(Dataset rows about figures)
— BEGIN —
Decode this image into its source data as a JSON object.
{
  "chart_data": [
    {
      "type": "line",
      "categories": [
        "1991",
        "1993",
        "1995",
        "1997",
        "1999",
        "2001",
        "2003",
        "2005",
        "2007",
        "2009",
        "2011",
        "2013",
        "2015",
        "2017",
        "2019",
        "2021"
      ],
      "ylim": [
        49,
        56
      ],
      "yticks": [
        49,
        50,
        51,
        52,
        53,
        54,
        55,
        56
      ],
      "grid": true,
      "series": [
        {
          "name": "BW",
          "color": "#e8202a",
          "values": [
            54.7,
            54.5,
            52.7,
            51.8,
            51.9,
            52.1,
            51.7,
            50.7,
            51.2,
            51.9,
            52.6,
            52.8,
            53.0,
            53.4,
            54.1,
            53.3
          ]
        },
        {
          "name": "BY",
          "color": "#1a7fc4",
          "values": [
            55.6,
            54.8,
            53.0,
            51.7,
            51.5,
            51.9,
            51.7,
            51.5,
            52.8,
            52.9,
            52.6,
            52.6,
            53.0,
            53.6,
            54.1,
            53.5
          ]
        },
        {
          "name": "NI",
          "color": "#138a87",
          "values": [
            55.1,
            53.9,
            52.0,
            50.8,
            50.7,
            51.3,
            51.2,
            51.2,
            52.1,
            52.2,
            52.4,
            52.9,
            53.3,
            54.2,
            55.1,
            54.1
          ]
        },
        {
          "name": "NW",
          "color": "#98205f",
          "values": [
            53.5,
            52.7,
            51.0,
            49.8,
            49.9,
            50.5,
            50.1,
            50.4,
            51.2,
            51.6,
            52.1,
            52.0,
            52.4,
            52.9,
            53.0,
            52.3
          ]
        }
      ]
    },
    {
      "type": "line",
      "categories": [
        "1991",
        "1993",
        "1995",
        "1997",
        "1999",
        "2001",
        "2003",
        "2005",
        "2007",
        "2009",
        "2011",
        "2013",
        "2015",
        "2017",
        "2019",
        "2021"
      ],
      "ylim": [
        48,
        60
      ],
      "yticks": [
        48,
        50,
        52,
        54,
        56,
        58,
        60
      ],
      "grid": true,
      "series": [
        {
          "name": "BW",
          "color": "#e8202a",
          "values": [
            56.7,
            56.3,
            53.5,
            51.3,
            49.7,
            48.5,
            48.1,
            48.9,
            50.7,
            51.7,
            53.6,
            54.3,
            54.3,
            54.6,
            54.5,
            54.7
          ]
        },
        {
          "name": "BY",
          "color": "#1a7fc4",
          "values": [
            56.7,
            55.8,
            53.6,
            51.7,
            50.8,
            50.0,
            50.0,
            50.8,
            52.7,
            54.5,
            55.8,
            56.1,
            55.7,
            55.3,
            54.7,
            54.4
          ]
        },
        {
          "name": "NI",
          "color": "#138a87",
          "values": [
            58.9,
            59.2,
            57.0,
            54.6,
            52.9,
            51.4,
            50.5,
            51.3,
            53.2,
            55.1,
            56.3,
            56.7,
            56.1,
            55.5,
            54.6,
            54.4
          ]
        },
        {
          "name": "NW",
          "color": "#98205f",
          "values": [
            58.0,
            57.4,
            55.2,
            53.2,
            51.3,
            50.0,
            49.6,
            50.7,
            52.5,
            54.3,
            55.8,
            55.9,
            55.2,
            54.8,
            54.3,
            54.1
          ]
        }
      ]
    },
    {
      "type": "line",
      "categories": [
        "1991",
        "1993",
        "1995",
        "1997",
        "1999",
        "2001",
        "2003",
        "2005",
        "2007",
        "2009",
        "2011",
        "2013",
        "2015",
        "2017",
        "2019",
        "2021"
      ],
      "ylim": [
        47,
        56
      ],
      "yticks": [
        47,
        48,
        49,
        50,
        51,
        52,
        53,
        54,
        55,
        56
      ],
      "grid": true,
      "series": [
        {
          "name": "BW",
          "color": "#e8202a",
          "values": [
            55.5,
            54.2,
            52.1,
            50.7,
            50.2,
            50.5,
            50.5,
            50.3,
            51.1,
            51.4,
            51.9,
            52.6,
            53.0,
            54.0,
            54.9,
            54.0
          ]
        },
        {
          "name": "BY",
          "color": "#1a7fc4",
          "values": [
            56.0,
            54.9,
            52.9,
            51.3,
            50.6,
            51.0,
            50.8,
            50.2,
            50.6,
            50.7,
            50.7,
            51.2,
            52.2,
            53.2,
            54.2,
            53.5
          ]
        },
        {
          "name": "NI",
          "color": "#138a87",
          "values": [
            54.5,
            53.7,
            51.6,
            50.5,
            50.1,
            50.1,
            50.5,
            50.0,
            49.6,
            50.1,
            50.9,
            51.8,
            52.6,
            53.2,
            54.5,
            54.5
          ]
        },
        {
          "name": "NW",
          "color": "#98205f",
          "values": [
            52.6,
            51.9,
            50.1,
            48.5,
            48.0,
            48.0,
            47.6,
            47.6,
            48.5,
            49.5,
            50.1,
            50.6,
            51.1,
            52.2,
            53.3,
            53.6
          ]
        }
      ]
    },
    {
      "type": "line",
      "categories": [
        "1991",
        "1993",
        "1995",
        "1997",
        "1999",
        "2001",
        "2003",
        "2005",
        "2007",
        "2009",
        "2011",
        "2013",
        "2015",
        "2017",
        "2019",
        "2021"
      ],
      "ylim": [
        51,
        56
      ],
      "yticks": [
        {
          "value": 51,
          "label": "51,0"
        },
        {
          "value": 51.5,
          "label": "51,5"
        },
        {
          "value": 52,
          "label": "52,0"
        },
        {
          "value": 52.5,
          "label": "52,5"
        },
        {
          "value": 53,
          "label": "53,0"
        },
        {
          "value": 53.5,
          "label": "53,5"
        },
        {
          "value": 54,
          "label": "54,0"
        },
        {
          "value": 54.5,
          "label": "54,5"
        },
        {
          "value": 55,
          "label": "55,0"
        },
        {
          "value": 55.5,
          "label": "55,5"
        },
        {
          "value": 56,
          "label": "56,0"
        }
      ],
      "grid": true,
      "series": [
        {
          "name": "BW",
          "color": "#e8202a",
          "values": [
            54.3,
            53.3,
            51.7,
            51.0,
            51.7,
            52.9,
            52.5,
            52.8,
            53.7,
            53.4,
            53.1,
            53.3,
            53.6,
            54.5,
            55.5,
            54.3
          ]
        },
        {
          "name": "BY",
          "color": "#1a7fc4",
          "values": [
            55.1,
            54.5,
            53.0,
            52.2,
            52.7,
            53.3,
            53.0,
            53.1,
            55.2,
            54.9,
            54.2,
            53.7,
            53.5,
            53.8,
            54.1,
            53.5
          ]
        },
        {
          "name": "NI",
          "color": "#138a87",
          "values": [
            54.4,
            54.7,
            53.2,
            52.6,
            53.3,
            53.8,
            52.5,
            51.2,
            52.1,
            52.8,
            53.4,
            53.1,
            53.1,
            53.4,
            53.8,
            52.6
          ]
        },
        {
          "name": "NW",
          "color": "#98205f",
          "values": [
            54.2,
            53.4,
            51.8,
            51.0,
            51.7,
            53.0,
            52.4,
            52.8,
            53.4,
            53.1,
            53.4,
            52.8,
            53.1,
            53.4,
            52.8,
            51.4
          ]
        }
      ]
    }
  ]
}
— END —
Return only the number of lines in the data that contain "label".

11